What the task asks »
Copy every line from the records below that holds the word "Resume".

[START Supplied records]

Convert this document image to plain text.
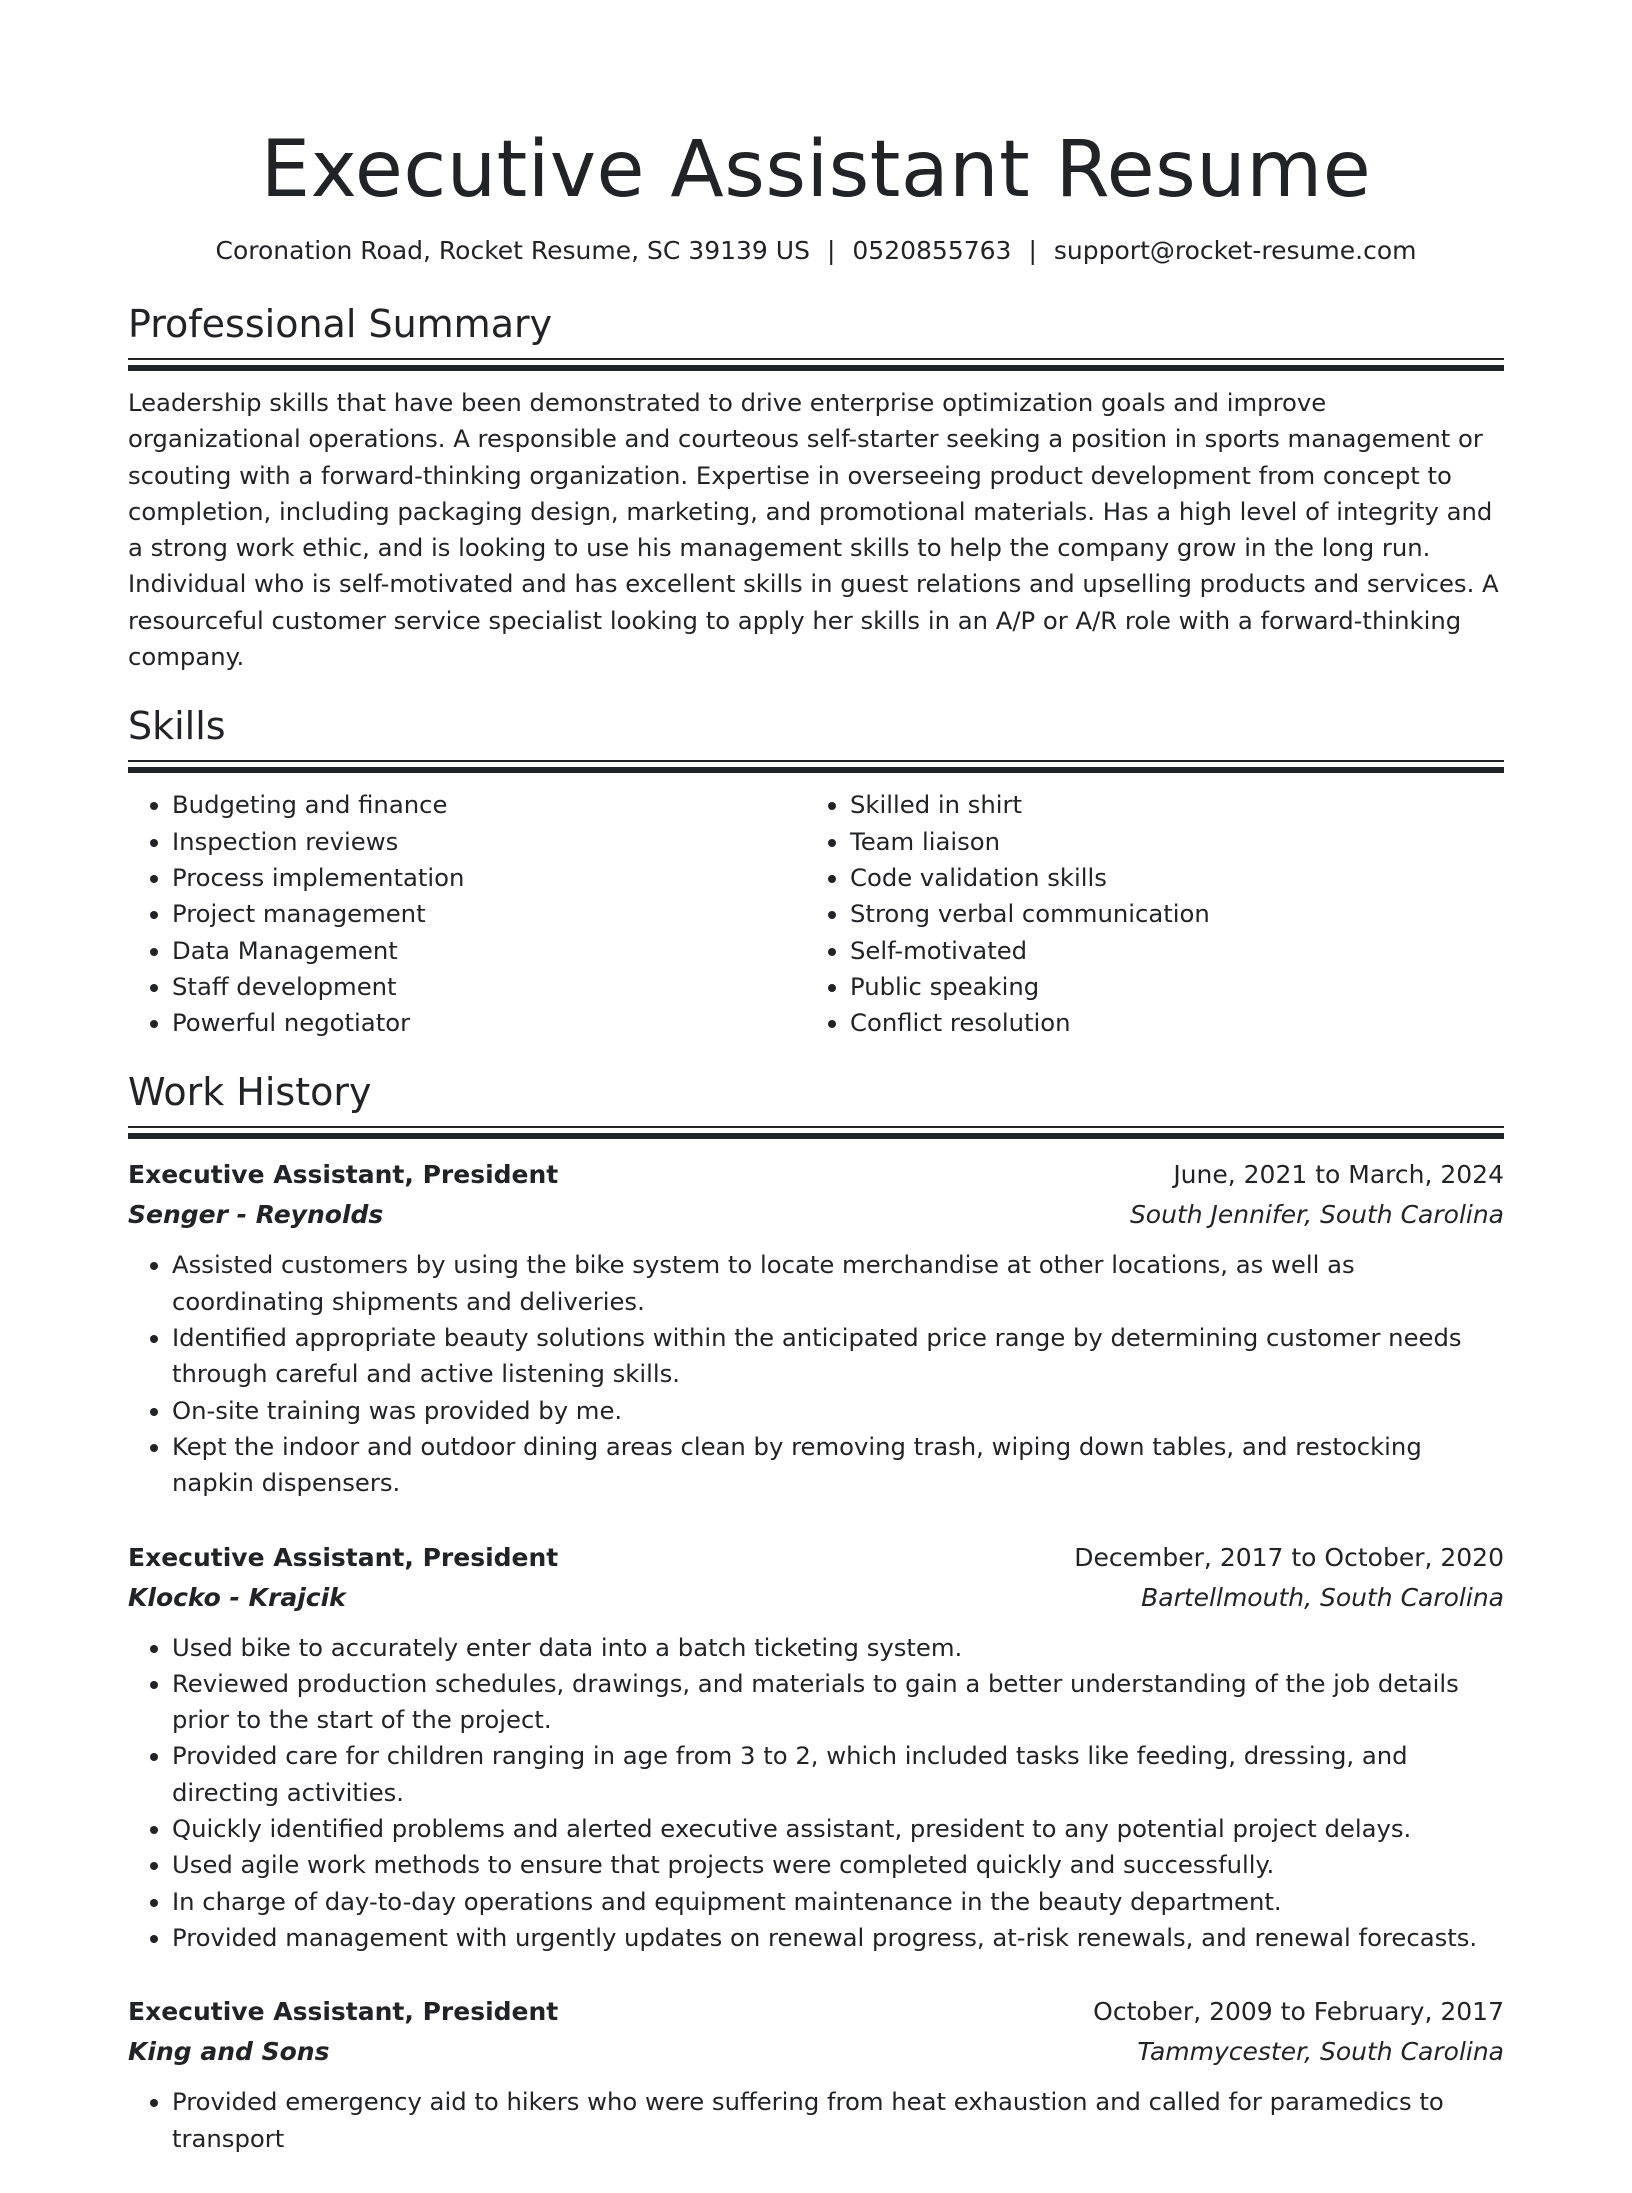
Executive Assistant Resume
Coronation Road, Rocket Resume, SC 39139 US | 0520855763 | support@rocket-resume.com
Professional Summary

Leadership skills that have been demonstrated to drive enterprise optimization goals and improve organizational operations. A responsible and courteous self-starter seeking a position in sports management or scouting with a forward-thinking organization. Expertise in overseeing product development from concept to completion, including packaging design, marketing, and promotional materials. Has a high level of integrity and a strong work ethic, and is looking to use his management skills to help the company grow in the long run. Individual who is self-motivated and has excellent skills in guest relations and upselling products and services. A resourceful customer service specialist looking to apply her skills in an A/P or A/R role with a forward-thinking company.

Skills
• Budgeting and finance
• Inspection reviews
• Process implementation
• Project management
• Data Management
• Staff development
• Powerful negotiator
• Skilled in shirt
• Team liaison
• Code validation skills
• Strong verbal communication
• Self-motivated
• Public speaking
• Conflict resolution
Work History
Executive Assistant, President	June, 2021 to March, 2024
Senger - Reynolds	South Jennifer, South Carolina
• Assisted customers by using the bike system to locate merchandise at other locations, as well as coordinating shipments and deliveries.
• Identified appropriate beauty solutions within the anticipated price range by determining customer needs through careful and active listening skills.
• On-site training was provided by me.
• Kept the indoor and outdoor dining areas clean by removing trash, wiping down tables, and restocking napkin dispensers.
Executive Assistant, President	December, 2017 to October, 2020
Klocko - Krajcik	Bartellmouth, South Carolina
• Used bike to accurately enter data into a batch ticketing system.
• Reviewed production schedules, drawings, and materials to gain a better understanding of the job details prior to the start of the project.
• Provided care for children ranging in age from 3 to 2, which included tasks like feeding, dressing, and directing activities.
• Quickly identified problems and alerted executive assistant, president to any potential project delays.
• Used agile work methods to ensure that projects were completed quickly and successfully.
• In charge of day-to-day operations and equipment maintenance in the beauty department.
• Provided management with urgently updates on renewal progress, at-risk renewals, and renewal forecasts.
Executive Assistant, President	October, 2009 to February, 2017
King and Sons	Tammycester, South Carolina
• Provided emergency aid to hikers who were suffering from heat exhaustion and called for paramedics to transport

[END Supplied records]

Output of the exercise »
Executive Assistant Resume
Coronation Road, Rocket Resume, SC 39139 US | 0520855763 | support@rocket-resume.com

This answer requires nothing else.